Exercise task: Make an exact copy of each entry, leaving out every picture.

[START]

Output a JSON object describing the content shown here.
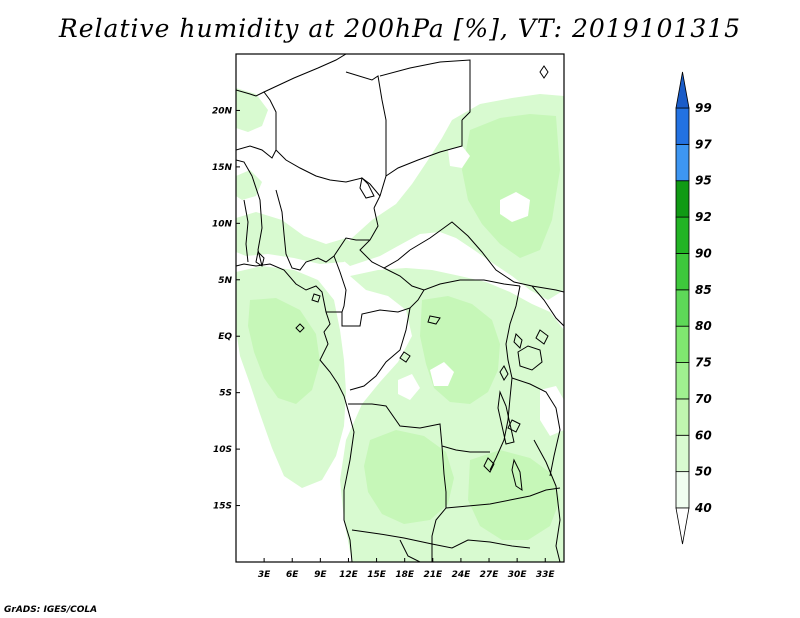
{
  "title": "Relative humidity at 200hPa [%], VT: 2019101315",
  "credit": "GrADS: IGES/COLA",
  "map": {
    "lon_range": [
      0,
      35
    ],
    "lat_range": [
      -20,
      25
    ],
    "lon_ticks": [
      "3E",
      "6E",
      "9E",
      "12E",
      "15E",
      "18E",
      "21E",
      "24E",
      "27E",
      "30E",
      "33E"
    ],
    "lat_ticks": [
      "20N",
      "15N",
      "10N",
      "5N",
      "EQ",
      "5S",
      "10S",
      "15S"
    ]
  },
  "colorbar": {
    "levels": [
      "40",
      "50",
      "60",
      "70",
      "75",
      "80",
      "85",
      "90",
      "92",
      "95",
      "97",
      "99"
    ],
    "colors": [
      "#f0fdf0",
      "#d8fad0",
      "#c0f6b0",
      "#a0f090",
      "#80e870",
      "#5ed858",
      "#3ec83c",
      "#22b424",
      "#109a14",
      "#3d96f2",
      "#2372e2",
      "#1652cc"
    ],
    "under_color": "#ffffff",
    "over_color": "#1a5cc8"
  },
  "field": {
    "shade_colors": [
      "#d8fad0",
      "#c8f8bc",
      "#bcf4ac"
    ]
  }
}
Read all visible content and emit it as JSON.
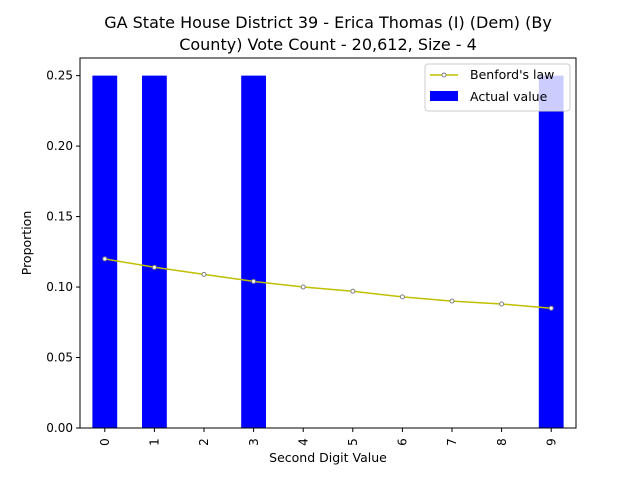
{
  "chart_data": {
    "type": "bar",
    "title_lines": [
      "GA State House District 39 - Erica Thomas (I) (Dem) (By",
      "County) Vote Count - 20,612, Size - 4"
    ],
    "xlabel": "Second Digit Value",
    "ylabel": "Proportion",
    "categories": [
      "0",
      "1",
      "2",
      "3",
      "4",
      "5",
      "6",
      "7",
      "8",
      "9"
    ],
    "yticks": [
      "0.00",
      "0.05",
      "0.10",
      "0.15",
      "0.20",
      "0.25"
    ],
    "ylim": [
      0,
      0.2625
    ],
    "grid": false,
    "legend_position": "upper right",
    "series": [
      {
        "name": "Actual value",
        "kind": "bar",
        "color": "#0000ff",
        "values": [
          0.25,
          0.25,
          0.0,
          0.25,
          0.0,
          0.0,
          0.0,
          0.0,
          0.0,
          0.25
        ]
      },
      {
        "name": "Benford's law",
        "kind": "line",
        "color": "#bfbf00",
        "marker_edge": "#808080",
        "values": [
          0.12,
          0.114,
          0.109,
          0.104,
          0.1,
          0.097,
          0.093,
          0.09,
          0.088,
          0.085
        ]
      }
    ]
  }
}
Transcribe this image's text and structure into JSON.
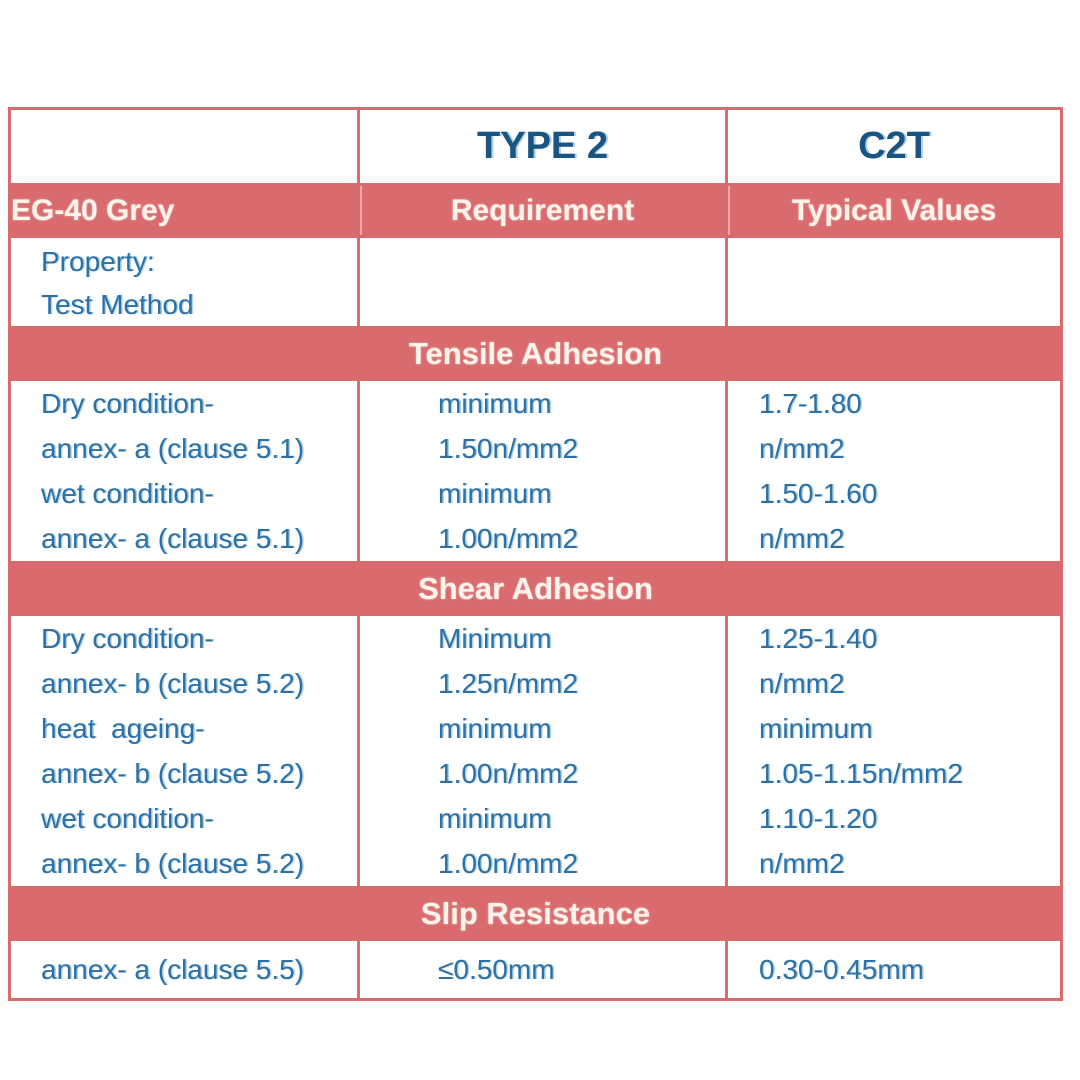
{
  "table": {
    "colors": {
      "band_pink": "#d96a6e",
      "border_pink": "#d96a6e",
      "body_text_blue": "#2f70a4",
      "header_text_blue": "#1a5480",
      "band_text_cream": "#fcf3ea",
      "background": "#ffffff"
    },
    "top_header": {
      "col1": "",
      "col2": "TYPE 2",
      "col3": "C2T"
    },
    "sub_header": {
      "col1": "EG-40 Grey",
      "col2": "Requirement",
      "col3": "Typical Values"
    },
    "property_label_lines": [
      "Property:",
      "Test Method"
    ],
    "sections": [
      {
        "title": "Tensile Adhesion",
        "property_lines": [
          "Dry condition-",
          "annex- a (clause 5.1)",
          "wet condition-",
          "annex- a (clause 5.1)"
        ],
        "requirement_lines": [
          "minimum",
          "1.50n/mm2",
          "minimum",
          "1.00n/mm2"
        ],
        "typical_lines": [
          "1.7-1.80",
          "n/mm2",
          "1.50-1.60",
          "n/mm2"
        ]
      },
      {
        "title": "Shear Adhesion",
        "property_lines": [
          "Dry condition-",
          "annex- b (clause 5.2)",
          "heat  ageing-",
          "annex- b (clause 5.2)",
          "wet condition-",
          "annex- b (clause 5.2)"
        ],
        "requirement_lines": [
          "Minimum",
          "1.25n/mm2",
          "minimum",
          "1.00n/mm2",
          "minimum",
          "1.00n/mm2"
        ],
        "typical_lines": [
          "1.25-1.40",
          "n/mm2",
          "minimum",
          "1.05-1.15n/mm2",
          "1.10-1.20",
          "n/mm2"
        ]
      },
      {
        "title": "Slip Resistance",
        "property_lines": [
          "annex- a (clause 5.5)"
        ],
        "requirement_lines": [
          "≤0.50mm"
        ],
        "typical_lines": [
          "0.30-0.45mm"
        ]
      }
    ]
  }
}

[END]

Result:
Output a JSON object describing the content shown here.
{
  "title": "Relative humidity at 200hPa [%], VT: 2019101315",
  "credit": "GrADS: IGES/COLA",
  "map": {
    "lon_range": [
      0,
      35
    ],
    "lat_range": [
      -20,
      25
    ],
    "lon_ticks": [
      "3E",
      "6E",
      "9E",
      "12E",
      "15E",
      "18E",
      "21E",
      "24E",
      "27E",
      "30E",
      "33E"
    ],
    "lat_ticks": [
      "20N",
      "15N",
      "10N",
      "5N",
      "EQ",
      "5S",
      "10S",
      "15S"
    ]
  },
  "colorbar": {
    "levels": [
      "40",
      "50",
      "60",
      "70",
      "75",
      "80",
      "85",
      "90",
      "92",
      "95",
      "97",
      "99"
    ],
    "colors": [
      "#f0fdf0",
      "#d8fad0",
      "#c0f6b0",
      "#a0f090",
      "#80e870",
      "#5ed858",
      "#3ec83c",
      "#22b424",
      "#109a14",
      "#3d96f2",
      "#2372e2",
      "#1652cc"
    ],
    "under_color": "#ffffff",
    "over_color": "#1a5cc8"
  },
  "field": {
    "shade_colors": [
      "#d8fad0",
      "#c8f8bc",
      "#bcf4ac"
    ]
  }
}
Read all visible content and emit it as JSON.
{
  "chart_data": {
    "type": "bar",
    "title_lines": [
      "GA State House District 39 - Erica Thomas (I) (Dem) (By",
      "County) Vote Count - 20,612, Size - 4"
    ],
    "xlabel": "Second Digit Value",
    "ylabel": "Proportion",
    "categories": [
      "0",
      "1",
      "2",
      "3",
      "4",
      "5",
      "6",
      "7",
      "8",
      "9"
    ],
    "yticks": [
      "0.00",
      "0.05",
      "0.10",
      "0.15",
      "0.20",
      "0.25"
    ],
    "ylim": [
      0,
      0.2625
    ],
    "grid": false,
    "legend_position": "upper right",
    "series": [
      {
        "name": "Actual value",
        "kind": "bar",
        "color": "#0000ff",
        "values": [
          0.25,
          0.25,
          0.0,
          0.25,
          0.0,
          0.0,
          0.0,
          0.0,
          0.0,
          0.25
        ]
      },
      {
        "name": "Benford's law",
        "kind": "line",
        "color": "#bfbf00",
        "marker_edge": "#808080",
        "values": [
          0.12,
          0.114,
          0.109,
          0.104,
          0.1,
          0.097,
          0.093,
          0.09,
          0.088,
          0.085
        ]
      }
    ]
  }
}
Transcribe this image's text and structure into JSON.
{
  "table": {
    "colors": {
      "band_pink": "#d96a6e",
      "border_pink": "#d96a6e",
      "body_text_blue": "#2f70a4",
      "header_text_blue": "#1a5480",
      "band_text_cream": "#fcf3ea",
      "background": "#ffffff"
    },
    "top_header": {
      "col1": "",
      "col2": "TYPE 2",
      "col3": "C2T"
    },
    "sub_header": {
      "col1": "EG-40 Grey",
      "col2": "Requirement",
      "col3": "Typical Values"
    },
    "property_label_lines": [
      "Property:",
      "Test Method"
    ],
    "sections": [
      {
        "title": "Tensile Adhesion",
        "property_lines": [
          "Dry condition-",
          "annex- a (clause 5.1)",
          "wet condition-",
          "annex- a (clause 5.1)"
        ],
        "requirement_lines": [
          "minimum",
          "1.50n/mm2",
          "minimum",
          "1.00n/mm2"
        ],
        "typical_lines": [
          "1.7-1.80",
          "n/mm2",
          "1.50-1.60",
          "n/mm2"
        ]
      },
      {
        "title": "Shear Adhesion",
        "property_lines": [
          "Dry condition-",
          "annex- b (clause 5.2)",
          "heat  ageing-",
          "annex- b (clause 5.2)",
          "wet condition-",
          "annex- b (clause 5.2)"
        ],
        "requirement_lines": [
          "Minimum",
          "1.25n/mm2",
          "minimum",
          "1.00n/mm2",
          "minimum",
          "1.00n/mm2"
        ],
        "typical_lines": [
          "1.25-1.40",
          "n/mm2",
          "minimum",
          "1.05-1.15n/mm2",
          "1.10-1.20",
          "n/mm2"
        ]
      },
      {
        "title": "Slip Resistance",
        "property_lines": [
          "annex- a (clause 5.5)"
        ],
        "requirement_lines": [
          "≤0.50mm"
        ],
        "typical_lines": [
          "0.30-0.45mm"
        ]
      }
    ]
  }
}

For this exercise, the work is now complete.